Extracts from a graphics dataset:
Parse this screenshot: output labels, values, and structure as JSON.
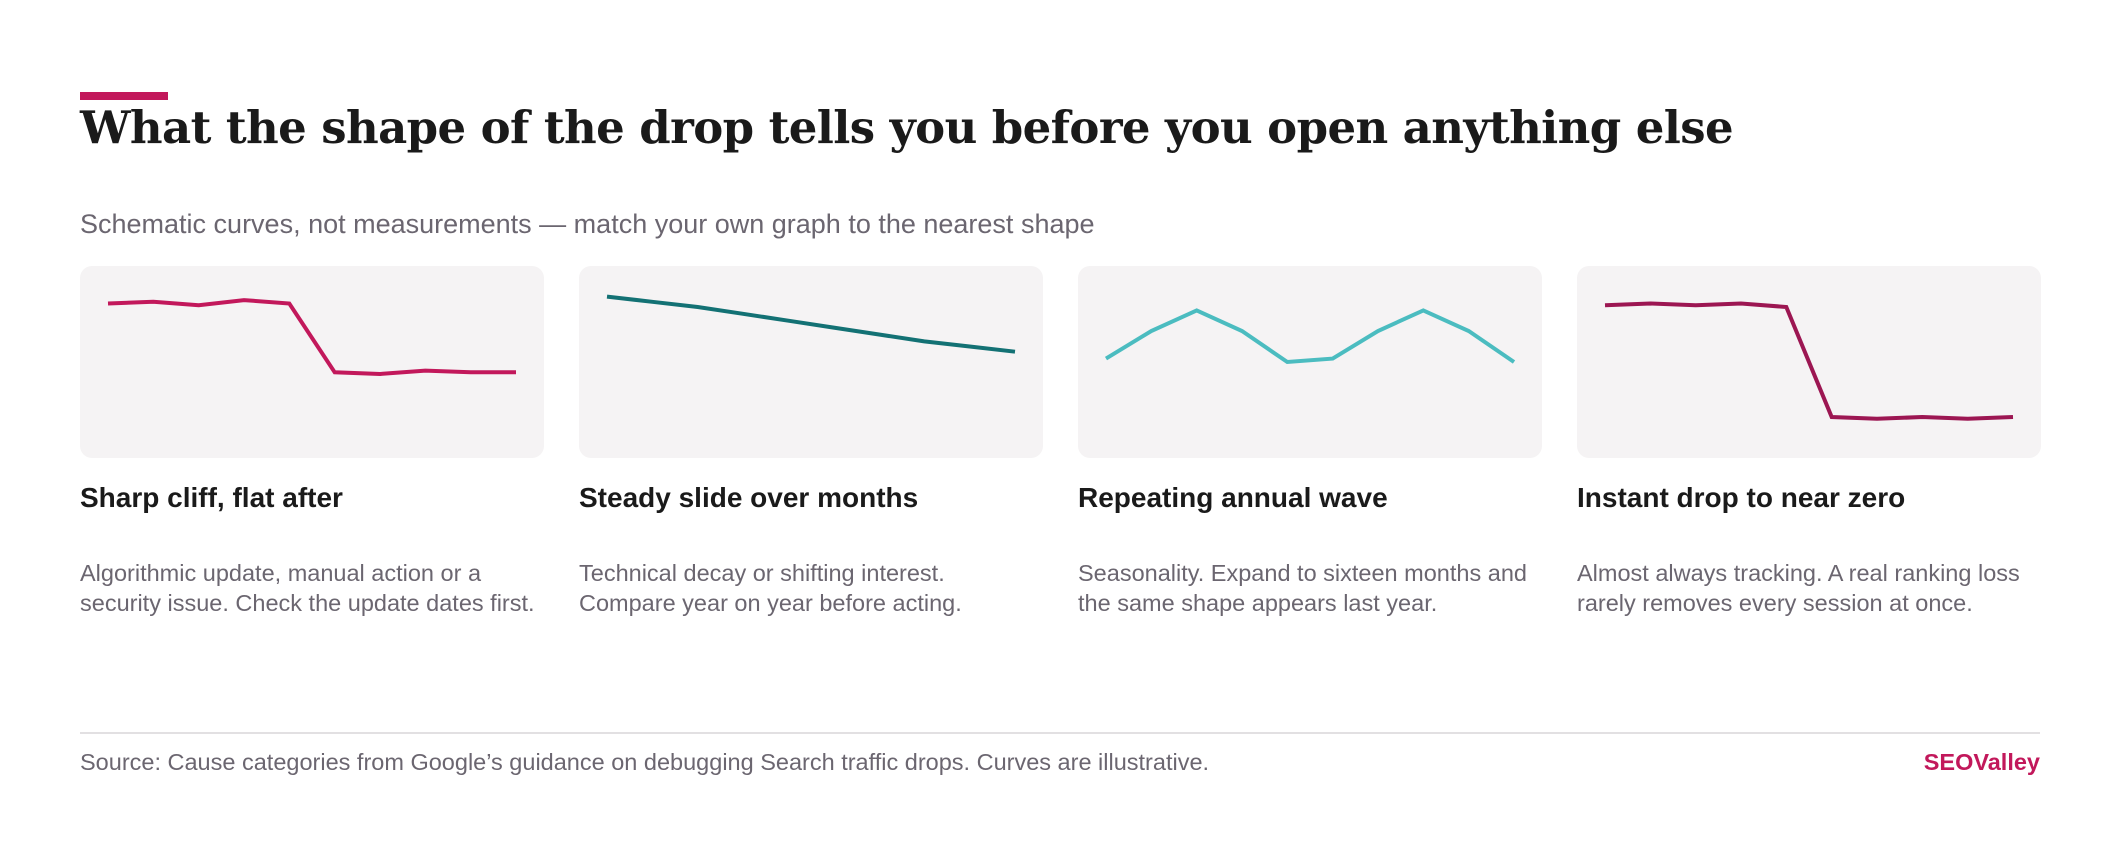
{
  "header": {
    "title": "What the shape of the drop tells you before you open anything else",
    "subtitle": "Schematic curves, not measurements — match your own graph to the nearest shape",
    "accent_color": "#c2185b"
  },
  "chart_data": [
    {
      "type": "line",
      "title": "Sharp cliff, flat after",
      "description": "Algorithmic update, manual action or a security issue. Check the update dates first.",
      "color": "#c2185b",
      "x": [
        0,
        1,
        2,
        3,
        4,
        5,
        6,
        7,
        8,
        9
      ],
      "values": [
        84,
        85,
        83,
        86,
        84,
        44,
        43,
        45,
        44,
        44
      ],
      "ylim": [
        0,
        100
      ],
      "grid": false
    },
    {
      "type": "line",
      "title": "Steady slide over months",
      "description": "Technical decay or shifting interest. Compare year on year before acting.",
      "color": "#137174",
      "x": [
        0,
        1,
        2,
        3,
        4,
        5,
        6,
        7,
        8,
        9
      ],
      "values": [
        88,
        85,
        82,
        78,
        74,
        70,
        66,
        62,
        59,
        56
      ],
      "ylim": [
        0,
        100
      ],
      "grid": false
    },
    {
      "type": "line",
      "title": "Repeating annual wave",
      "description": "Seasonality. Expand to sixteen months and the same shape appears last year.",
      "color": "#4bbcc0",
      "x": [
        0,
        1,
        2,
        3,
        4,
        5,
        6,
        7,
        8,
        9
      ],
      "values": [
        52,
        68,
        80,
        68,
        50,
        52,
        68,
        80,
        68,
        50
      ],
      "ylim": [
        0,
        100
      ],
      "grid": false
    },
    {
      "type": "line",
      "title": "Instant drop to near zero",
      "description": "Almost always tracking. A real ranking loss rarely removes every session at once.",
      "color": "#9c1652",
      "x": [
        0,
        1,
        2,
        3,
        4,
        5,
        6,
        7,
        8,
        9
      ],
      "values": [
        83,
        84,
        83,
        84,
        82,
        18,
        17,
        18,
        17,
        18
      ],
      "ylim": [
        0,
        100
      ],
      "grid": false
    }
  ],
  "footer": {
    "source": "Source: Cause categories from Google’s guidance on debugging Search traffic drops. Curves are illustrative.",
    "brand": "SEOValley"
  }
}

## REQUEST
Will you restate every entry word for word and omit the images?

## CORRECT RESULT
Parse this screenshot: output labels, values, and structure as JSON.
{
  "header": {
    "title": "What the shape of the drop tells you before you open anything else",
    "subtitle": "Schematic curves, not measurements — match your own graph to the nearest shape",
    "accent_color": "#c2185b"
  },
  "chart_data": [
    {
      "type": "line",
      "title": "Sharp cliff, flat after",
      "description": "Algorithmic update, manual action or a security issue. Check the update dates first.",
      "color": "#c2185b",
      "x": [
        0,
        1,
        2,
        3,
        4,
        5,
        6,
        7,
        8,
        9
      ],
      "values": [
        84,
        85,
        83,
        86,
        84,
        44,
        43,
        45,
        44,
        44
      ],
      "ylim": [
        0,
        100
      ],
      "grid": false
    },
    {
      "type": "line",
      "title": "Steady slide over months",
      "description": "Technical decay or shifting interest. Compare year on year before acting.",
      "color": "#137174",
      "x": [
        0,
        1,
        2,
        3,
        4,
        5,
        6,
        7,
        8,
        9
      ],
      "values": [
        88,
        85,
        82,
        78,
        74,
        70,
        66,
        62,
        59,
        56
      ],
      "ylim": [
        0,
        100
      ],
      "grid": false
    },
    {
      "type": "line",
      "title": "Repeating annual wave",
      "description": "Seasonality. Expand to sixteen months and the same shape appears last year.",
      "color": "#4bbcc0",
      "x": [
        0,
        1,
        2,
        3,
        4,
        5,
        6,
        7,
        8,
        9
      ],
      "values": [
        52,
        68,
        80,
        68,
        50,
        52,
        68,
        80,
        68,
        50
      ],
      "ylim": [
        0,
        100
      ],
      "grid": false
    },
    {
      "type": "line",
      "title": "Instant drop to near zero",
      "description": "Almost always tracking. A real ranking loss rarely removes every session at once.",
      "color": "#9c1652",
      "x": [
        0,
        1,
        2,
        3,
        4,
        5,
        6,
        7,
        8,
        9
      ],
      "values": [
        83,
        84,
        83,
        84,
        82,
        18,
        17,
        18,
        17,
        18
      ],
      "ylim": [
        0,
        100
      ],
      "grid": false
    }
  ],
  "footer": {
    "source": "Source: Cause categories from Google’s guidance on debugging Search traffic drops. Curves are illustrative.",
    "brand": "SEOValley"
  }
}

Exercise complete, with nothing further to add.